Problem to work on:
Using the data below, copy every line that contains the word "have".

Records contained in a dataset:
_ _ _

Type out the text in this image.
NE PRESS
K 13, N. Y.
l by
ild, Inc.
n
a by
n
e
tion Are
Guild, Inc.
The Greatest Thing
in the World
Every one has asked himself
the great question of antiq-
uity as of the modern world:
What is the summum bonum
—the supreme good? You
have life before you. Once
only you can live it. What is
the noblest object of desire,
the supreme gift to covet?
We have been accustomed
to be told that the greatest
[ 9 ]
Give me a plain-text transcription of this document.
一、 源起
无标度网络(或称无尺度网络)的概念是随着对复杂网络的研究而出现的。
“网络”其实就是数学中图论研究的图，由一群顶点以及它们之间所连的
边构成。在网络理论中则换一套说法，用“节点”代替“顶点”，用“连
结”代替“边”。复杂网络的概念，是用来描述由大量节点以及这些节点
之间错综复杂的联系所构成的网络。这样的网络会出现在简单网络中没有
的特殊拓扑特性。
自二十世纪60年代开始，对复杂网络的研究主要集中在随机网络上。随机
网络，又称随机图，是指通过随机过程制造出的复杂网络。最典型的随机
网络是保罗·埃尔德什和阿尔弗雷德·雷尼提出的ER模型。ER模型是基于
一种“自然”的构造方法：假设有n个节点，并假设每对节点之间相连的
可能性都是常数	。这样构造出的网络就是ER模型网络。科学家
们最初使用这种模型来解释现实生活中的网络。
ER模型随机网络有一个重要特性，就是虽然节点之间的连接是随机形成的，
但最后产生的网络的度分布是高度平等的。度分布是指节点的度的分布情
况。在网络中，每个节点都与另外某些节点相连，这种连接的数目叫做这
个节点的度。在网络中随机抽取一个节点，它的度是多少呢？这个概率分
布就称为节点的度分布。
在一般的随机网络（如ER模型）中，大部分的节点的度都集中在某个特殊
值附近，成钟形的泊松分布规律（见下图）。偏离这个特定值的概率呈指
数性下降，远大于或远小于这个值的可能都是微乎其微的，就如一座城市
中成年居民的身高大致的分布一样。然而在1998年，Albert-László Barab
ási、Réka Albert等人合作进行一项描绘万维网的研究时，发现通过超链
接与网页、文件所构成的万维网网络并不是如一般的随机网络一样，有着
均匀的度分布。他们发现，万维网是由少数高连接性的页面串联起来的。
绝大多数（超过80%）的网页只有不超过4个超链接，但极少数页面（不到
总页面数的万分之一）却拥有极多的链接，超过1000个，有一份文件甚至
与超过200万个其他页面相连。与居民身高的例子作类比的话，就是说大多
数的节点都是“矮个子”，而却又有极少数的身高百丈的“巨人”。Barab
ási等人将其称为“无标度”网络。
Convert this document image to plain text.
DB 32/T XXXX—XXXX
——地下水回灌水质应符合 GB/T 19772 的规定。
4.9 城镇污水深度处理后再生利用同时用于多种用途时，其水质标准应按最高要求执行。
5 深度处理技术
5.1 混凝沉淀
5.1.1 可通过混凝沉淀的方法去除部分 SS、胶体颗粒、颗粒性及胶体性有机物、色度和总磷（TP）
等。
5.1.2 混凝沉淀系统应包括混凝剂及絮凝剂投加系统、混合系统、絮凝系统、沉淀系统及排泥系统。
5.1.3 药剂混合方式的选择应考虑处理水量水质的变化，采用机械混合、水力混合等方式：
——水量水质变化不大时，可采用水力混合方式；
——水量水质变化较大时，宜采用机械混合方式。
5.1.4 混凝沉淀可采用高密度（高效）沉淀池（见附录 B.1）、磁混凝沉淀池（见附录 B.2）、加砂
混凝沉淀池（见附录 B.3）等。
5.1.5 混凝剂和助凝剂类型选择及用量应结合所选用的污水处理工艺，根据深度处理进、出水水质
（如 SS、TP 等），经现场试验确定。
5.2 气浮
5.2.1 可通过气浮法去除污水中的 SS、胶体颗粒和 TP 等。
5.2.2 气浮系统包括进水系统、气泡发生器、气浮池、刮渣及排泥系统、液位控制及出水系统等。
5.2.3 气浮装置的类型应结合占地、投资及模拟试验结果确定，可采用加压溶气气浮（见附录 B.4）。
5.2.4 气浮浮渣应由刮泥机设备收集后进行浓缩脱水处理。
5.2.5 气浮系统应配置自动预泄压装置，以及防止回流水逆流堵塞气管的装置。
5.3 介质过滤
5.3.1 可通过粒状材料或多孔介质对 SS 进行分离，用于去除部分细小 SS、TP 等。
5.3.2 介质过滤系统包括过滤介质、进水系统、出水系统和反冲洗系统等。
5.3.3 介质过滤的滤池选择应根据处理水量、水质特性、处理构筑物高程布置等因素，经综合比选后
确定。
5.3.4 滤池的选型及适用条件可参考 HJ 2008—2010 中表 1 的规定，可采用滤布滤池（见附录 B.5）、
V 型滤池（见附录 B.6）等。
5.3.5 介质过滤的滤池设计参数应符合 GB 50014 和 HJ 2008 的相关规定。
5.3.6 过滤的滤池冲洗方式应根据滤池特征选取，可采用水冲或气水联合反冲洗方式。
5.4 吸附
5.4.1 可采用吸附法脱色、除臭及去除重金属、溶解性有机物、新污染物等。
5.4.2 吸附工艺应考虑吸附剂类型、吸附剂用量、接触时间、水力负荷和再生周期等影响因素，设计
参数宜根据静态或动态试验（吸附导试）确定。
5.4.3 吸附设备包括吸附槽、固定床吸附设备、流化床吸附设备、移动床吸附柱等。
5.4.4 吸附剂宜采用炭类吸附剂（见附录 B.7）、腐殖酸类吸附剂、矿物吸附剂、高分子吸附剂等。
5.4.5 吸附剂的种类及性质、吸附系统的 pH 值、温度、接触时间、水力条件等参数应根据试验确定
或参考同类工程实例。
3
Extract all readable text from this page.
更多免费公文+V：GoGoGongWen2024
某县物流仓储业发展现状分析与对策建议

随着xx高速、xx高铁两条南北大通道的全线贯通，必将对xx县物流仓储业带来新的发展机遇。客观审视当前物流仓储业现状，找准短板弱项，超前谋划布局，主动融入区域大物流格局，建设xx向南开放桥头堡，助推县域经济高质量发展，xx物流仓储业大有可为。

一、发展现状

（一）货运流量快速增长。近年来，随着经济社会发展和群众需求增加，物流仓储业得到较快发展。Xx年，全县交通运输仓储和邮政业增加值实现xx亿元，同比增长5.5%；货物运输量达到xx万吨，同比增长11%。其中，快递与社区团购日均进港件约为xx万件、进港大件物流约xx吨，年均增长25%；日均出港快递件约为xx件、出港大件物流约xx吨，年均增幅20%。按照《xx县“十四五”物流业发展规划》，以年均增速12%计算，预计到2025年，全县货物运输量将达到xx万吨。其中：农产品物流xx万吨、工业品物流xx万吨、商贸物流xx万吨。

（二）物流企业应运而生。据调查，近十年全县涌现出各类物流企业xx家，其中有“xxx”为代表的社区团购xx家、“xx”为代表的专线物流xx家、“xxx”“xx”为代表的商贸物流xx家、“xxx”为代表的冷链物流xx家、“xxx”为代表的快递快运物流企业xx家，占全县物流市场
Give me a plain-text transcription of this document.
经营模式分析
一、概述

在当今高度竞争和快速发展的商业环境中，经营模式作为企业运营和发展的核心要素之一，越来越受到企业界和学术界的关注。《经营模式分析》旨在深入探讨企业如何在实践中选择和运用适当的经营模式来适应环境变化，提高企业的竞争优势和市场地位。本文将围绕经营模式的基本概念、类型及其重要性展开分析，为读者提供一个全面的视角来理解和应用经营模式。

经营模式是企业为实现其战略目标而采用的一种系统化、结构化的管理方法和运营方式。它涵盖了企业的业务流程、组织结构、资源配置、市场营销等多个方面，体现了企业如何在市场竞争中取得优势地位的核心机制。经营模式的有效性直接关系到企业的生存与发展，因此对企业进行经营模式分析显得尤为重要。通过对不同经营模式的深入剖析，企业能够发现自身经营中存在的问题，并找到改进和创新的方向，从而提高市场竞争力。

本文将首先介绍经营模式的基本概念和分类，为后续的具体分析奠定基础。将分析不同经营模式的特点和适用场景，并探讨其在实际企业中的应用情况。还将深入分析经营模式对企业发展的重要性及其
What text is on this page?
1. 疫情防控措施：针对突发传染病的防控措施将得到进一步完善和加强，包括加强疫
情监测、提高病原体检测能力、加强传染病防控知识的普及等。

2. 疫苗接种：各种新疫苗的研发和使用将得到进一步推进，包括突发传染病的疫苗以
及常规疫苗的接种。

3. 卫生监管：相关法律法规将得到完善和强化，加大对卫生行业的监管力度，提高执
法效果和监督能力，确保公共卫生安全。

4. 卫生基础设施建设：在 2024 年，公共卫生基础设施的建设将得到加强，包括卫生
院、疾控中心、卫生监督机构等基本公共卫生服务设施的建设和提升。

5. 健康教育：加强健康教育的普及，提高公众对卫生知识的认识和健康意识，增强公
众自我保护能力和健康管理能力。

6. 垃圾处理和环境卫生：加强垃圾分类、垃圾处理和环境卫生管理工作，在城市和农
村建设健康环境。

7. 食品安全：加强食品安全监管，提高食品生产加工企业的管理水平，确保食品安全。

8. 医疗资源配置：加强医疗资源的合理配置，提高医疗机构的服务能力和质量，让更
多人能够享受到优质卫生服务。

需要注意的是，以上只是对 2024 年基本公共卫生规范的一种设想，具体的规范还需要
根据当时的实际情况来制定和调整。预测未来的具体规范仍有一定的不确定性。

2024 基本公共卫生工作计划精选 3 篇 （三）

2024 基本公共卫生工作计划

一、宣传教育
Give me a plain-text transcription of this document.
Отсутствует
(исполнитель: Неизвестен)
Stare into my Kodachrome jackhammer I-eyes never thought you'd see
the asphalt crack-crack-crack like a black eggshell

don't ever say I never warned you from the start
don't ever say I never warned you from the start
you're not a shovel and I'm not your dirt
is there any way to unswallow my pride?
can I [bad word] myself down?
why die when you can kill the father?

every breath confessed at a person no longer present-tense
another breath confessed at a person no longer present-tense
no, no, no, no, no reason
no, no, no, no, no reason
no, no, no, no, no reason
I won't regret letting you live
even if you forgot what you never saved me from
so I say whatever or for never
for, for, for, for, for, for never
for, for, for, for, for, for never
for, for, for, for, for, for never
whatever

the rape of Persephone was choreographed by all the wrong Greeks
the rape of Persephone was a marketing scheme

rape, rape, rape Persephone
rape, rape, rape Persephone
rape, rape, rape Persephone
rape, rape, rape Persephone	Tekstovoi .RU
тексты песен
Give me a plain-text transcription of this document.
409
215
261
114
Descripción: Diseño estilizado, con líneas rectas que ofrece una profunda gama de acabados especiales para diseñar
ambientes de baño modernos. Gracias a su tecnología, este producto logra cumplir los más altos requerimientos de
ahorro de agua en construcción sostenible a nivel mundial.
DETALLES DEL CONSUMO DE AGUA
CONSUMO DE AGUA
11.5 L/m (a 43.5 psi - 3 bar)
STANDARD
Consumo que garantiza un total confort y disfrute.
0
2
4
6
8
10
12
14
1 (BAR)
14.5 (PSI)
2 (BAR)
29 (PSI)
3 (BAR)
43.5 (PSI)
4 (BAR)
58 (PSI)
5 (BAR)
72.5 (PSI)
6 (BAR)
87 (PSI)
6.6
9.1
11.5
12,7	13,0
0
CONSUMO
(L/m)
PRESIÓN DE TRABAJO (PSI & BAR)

_ _ _

Worked solution:
have life before you. Once
We have been accustomed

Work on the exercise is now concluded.